● **STATED PROBLEM**
All entries must be extracted exactly, with nothing added or dropped.

(Figure dataset records)

========

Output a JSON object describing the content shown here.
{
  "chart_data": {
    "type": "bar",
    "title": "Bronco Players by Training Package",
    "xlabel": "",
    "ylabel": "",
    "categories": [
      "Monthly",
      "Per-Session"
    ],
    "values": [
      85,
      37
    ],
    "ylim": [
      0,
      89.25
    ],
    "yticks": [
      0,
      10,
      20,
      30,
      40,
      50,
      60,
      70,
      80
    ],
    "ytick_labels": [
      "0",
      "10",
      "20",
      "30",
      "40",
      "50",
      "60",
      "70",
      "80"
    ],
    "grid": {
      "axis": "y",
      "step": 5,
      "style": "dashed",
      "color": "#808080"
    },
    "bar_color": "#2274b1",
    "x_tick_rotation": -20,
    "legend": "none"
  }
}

========

● **CORRECT RESULT**
Output a JSON object describing the content shown here.
{
  "chart_data": {
    "type": "bar",
    "title": "Bronco Players by Training Package",
    "xlabel": "",
    "ylabel": "",
    "categories": [
      "Monthly",
      "Per-Session"
    ],
    "values": [
      85,
      37
    ],
    "ylim": [
      0,
      89.25
    ],
    "yticks": [
      0,
      10,
      20,
      30,
      40,
      50,
      60,
      70,
      80
    ],
    "ytick_labels": [
      "0",
      "10",
      "20",
      "30",
      "40",
      "50",
      "60",
      "70",
      "80"
    ],
    "grid": {
      "axis": "y",
      "step": 5,
      "style": "dashed",
      "color": "#808080"
    },
    "bar_color": "#2274b1",
    "x_tick_rotation": -20,
    "legend": "none"
  }
}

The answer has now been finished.